◆ **TASK DESCRIPTION**:
Determine how many lines in the entries below contain the word "gleichwol". The reply is that number alone.

◆ **SUPPLIED ENTRIES**:
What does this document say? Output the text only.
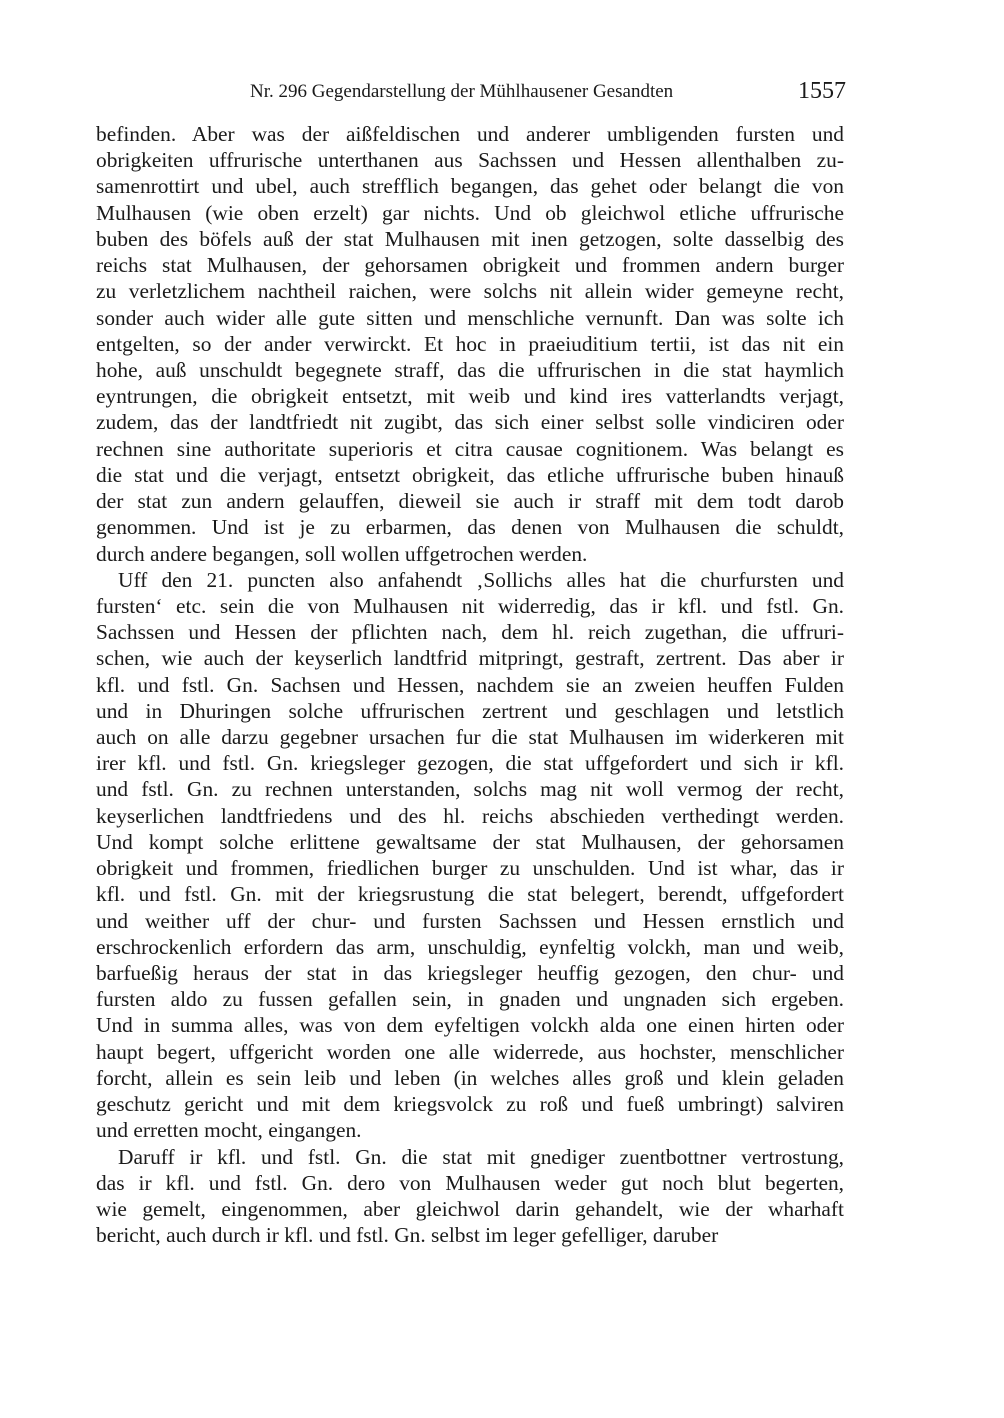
Nr. 296 Gegendarstellung der Mühlhausener Gesandten	1557
befinden. Aber was der aißfeldischen und anderer umbligenden fursten und
obrigkeiten uffrurische unterthanen aus Sachssen und Hessen allenthalben zu-
samenrottirt und ubel, auch strefflich begangen, das gehet oder belangt die von
Mulhausen (wie oben erzelt) gar nichts. Und ob gleichwol etliche uffrurische
buben des böfels auß der stat Mulhausen mit inen getzogen, solte dasselbig des
reichs stat Mulhausen, der gehorsamen obrigkeit und frommen andern burger
zu verletzlichem nachtheil raichen, were solchs nit allein wider gemeyne recht,
sonder auch wider alle gute sitten und menschliche vernunft. Dan was solte ich
entgelten, so der ander verwirckt. Et hoc in praeiuditium tertii, ist das nit ein
hohe, auß unschuldt begegnete straff, das die uffrurischen in die stat haymlich
eyntrungen, die obrigkeit entsetzt, mit weib und kind ires vatterlandts verjagt,
zudem, das der landtfriedt nit zugibt, das sich einer selbst solle vindiciren oder
rechnen sine authoritate superioris et citra causae cognitionem. Was belangt es
die stat und die verjagt, entsetzt obrigkeit, das etliche uffrurische buben hinauß
der stat zun andern gelauffen, dieweil sie auch ir straff mit dem todt darob
genommen. Und ist je zu erbarmen, das denen von Mulhausen die schuldt,
durch andere begangen, soll wollen uffgetrochen werden.
Uff den 21. puncten also anfahendt ‚Sollichs alles hat die churfursten und
fursten‘ etc. sein die von Mulhausen nit widerredig, das ir kfl. und fstl. Gn.
Sachssen und Hessen der pflichten nach, dem hl. reich zugethan, die uffruri-
schen, wie auch der keyserlich landtfrid mitpringt, gestraft, zertrent. Das aber ir
kfl. und fstl. Gn. Sachsen und Hessen, nachdem sie an zweien heuffen Fulden
und in Dhuringen solche uffrurischen zertrent und geschlagen und letstlich
auch on alle darzu gegebner ursachen fur die stat Mulhausen im widerkeren mit
irer kfl. und fstl. Gn. kriegsleger gezogen, die stat uffgefordert und sich ir kfl.
und fstl. Gn. zu rechnen unterstanden, solchs mag nit woll vermog der recht,
keyserlichen landtfriedens und des hl. reichs abschieden verthedingt werden.
Und kompt solche erlittene gewaltsame der stat Mulhausen, der gehorsamen
obrigkeit und frommen, friedlichen burger zu unschulden. Und ist whar, das ir
kfl. und fstl. Gn. mit der kriegsrustung die stat belegert, berendt, uffgefordert
und weither uff der chur- und fursten Sachssen und Hessen ernstlich und
erschrockenlich erfordern das arm, unschuldig, eynfeltig volckh, man und weib,
barfueßig heraus der stat in das kriegsleger heuffig gezogen, den chur- und
fursten aldo zu fussen gefallen sein, in gnaden und ungnaden sich ergeben.
Und in summa alles, was von dem eyfeltigen volckh alda one einen hirten oder
haupt begert, uffgericht worden one alle widerrede, aus hochster, menschlicher
forcht, allein es sein leib und leben (in welches alles groß und klein geladen
geschutz gericht und mit dem kriegsvolck zu roß und fueß umbringt) salviren
und erretten mocht, eingangen.
Daruff ir kfl. und fstl. Gn. die stat mit gnediger zuentbottner vertrostung,
das ir kfl. und fstl. Gn. dero von Mulhausen weder gut noch blut begerten,
wie gemelt, eingenommen, aber gleichwol darin gehandelt, wie der wharhaft
bericht, auch durch ir kfl. und fstl. Gn. selbst im leger gefelliger, daruber
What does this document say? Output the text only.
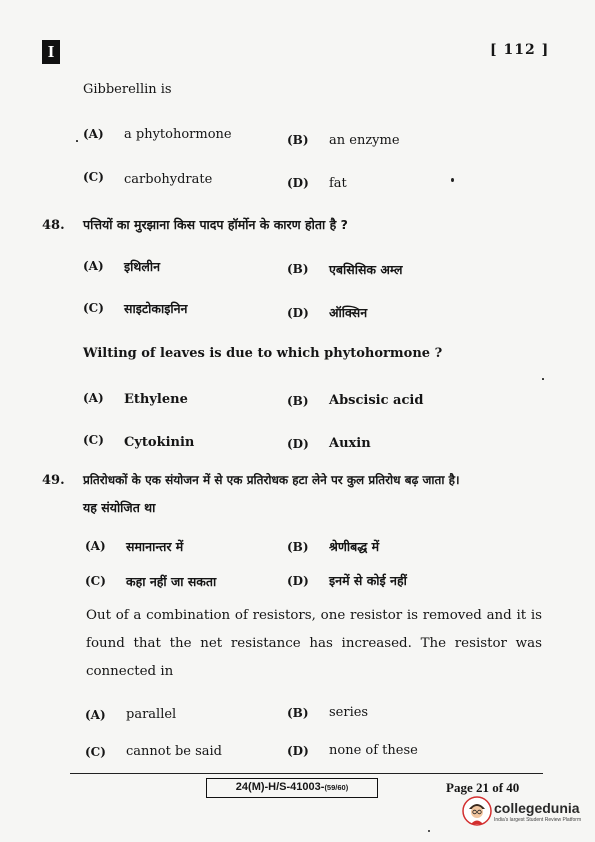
I	[ 112 ]
Gibberellin is
(A) a phytohormone	(B) an enzyme
(C) carbohydrate	(D) fat
48. पत्तियों का मुरझाना किस पादप हॉर्मोन के कारण होता है ?
(A) इथिलीन	(B) एबसिसिक अम्ल
(C) साइटोकाइनिन	(D) ऑक्सिन
Wilting of leaves is due to which phytohormone ?
(A) Ethylene	(B) Abscisic acid
(C) Cytokinin	(D) Auxin
49. प्रतिरोधकों के एक संयोजन में से एक प्रतिरोधक हटा लेने पर कुल प्रतिरोध बढ़ जाता है।
यह संयोजित था
(A) समानान्तर में	(B) श्रेणीबद्ध में
(C) कहा नहीं जा सकता	(D) इनमें से कोई नहीं
Out of a combination of resistors, one resistor is removed and it is found that the net resistance has increased. The resistor was connected in
(A) parallel	(B) series
(C) cannot be said	(D) none of these
24(M)-H/S-41003-(59/60)	Page 21 of 40
collegedunia
India's largest Student Review Platform
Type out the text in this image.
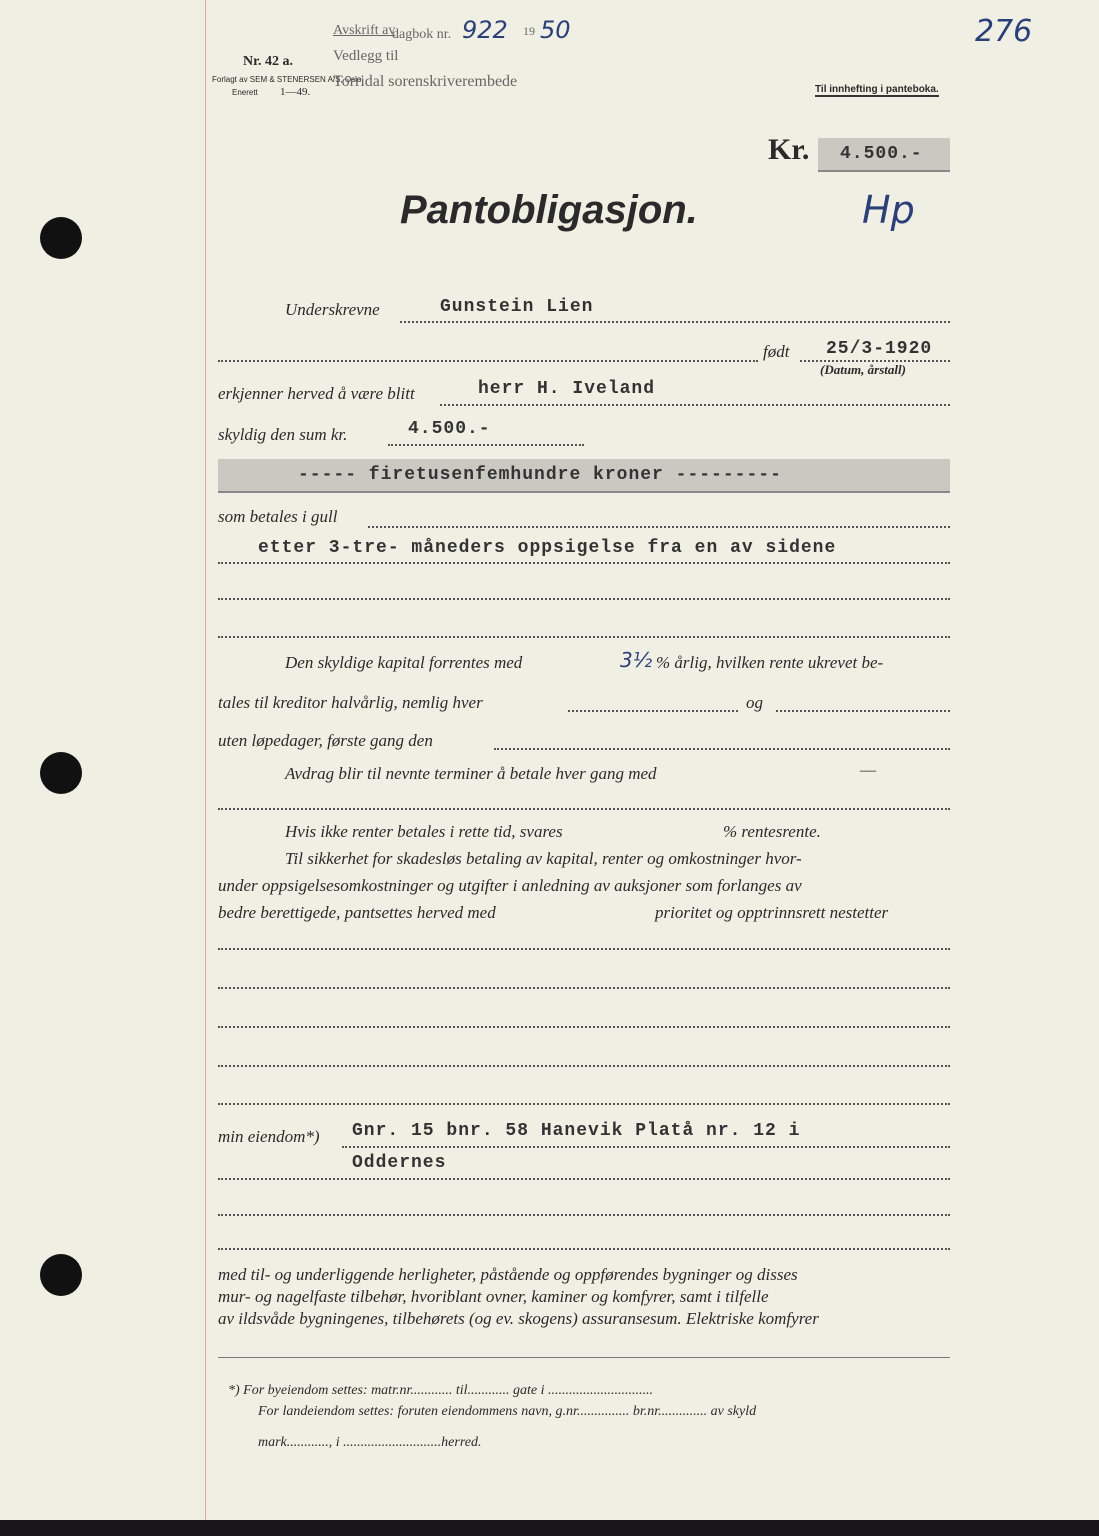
Nr. 42 a.
Forlagt av SEM & STENERSEN A/S, Oslo
Enerett 1—49.
Avskrift av
dagbok nr. 922 19 50
Vedlegg til
Torridal sorenskriverembede	Til innhefting i panteboka.
276
Kr. 4.500.-
Pantobligasjon.	Hp
Underskrevne	Gunstein Lien
født 25/3-1920
(Datum, årstall)
erkjenner herved å være blitt	herr H. Iveland
skyldig den sum kr.	4.500.-
----- firetusenfemhundre kroner ---------
som betales i gull
etter 3-tre- måneders oppsigelse fra en av sidene
Den skyldige kapital forrentes med	3½ % årlig, hvilken rente ukrevet be-
tales til kreditor halvårlig, nemlig hver	og
uten løpedager, første gang den
Avdrag blir til nevnte terminer å betale hver gang med	—
Hvis ikke renter betales i rette tid, svares	% rentesrente.
Til sikkerhet for skadesløs betaling av kapital, renter og omkostninger hvor-
under oppsigelsesomkostninger og utgifter i anledning av auksjoner som forlanges av
bedre berettigede, pantsettes herved med	prioritet og opptrinnsrett nestetter
min eiendom*) Gnr. 15 bnr. 58 Hanevik Platå nr. 12 i
Oddernes
med til- og underliggende herligheter, påstående og oppførendes bygninger og disses
mur- og nagelfaste tilbehør, hvoriblant ovner, kaminer og komfyrer, samt i tilfelle
av ildsvåde bygningenes, tilbehørets (og ev. skogens) assuransesum. Elektriske komfyrer
*) For byeiendom settes: matr.nr............ til............ gate i ..............................
For landeiendom settes: foruten eiendommens navn, g.nr............... br.nr.............. av skyld
mark............, i ............................herred.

◆ **YOUR SOLUTION**:
2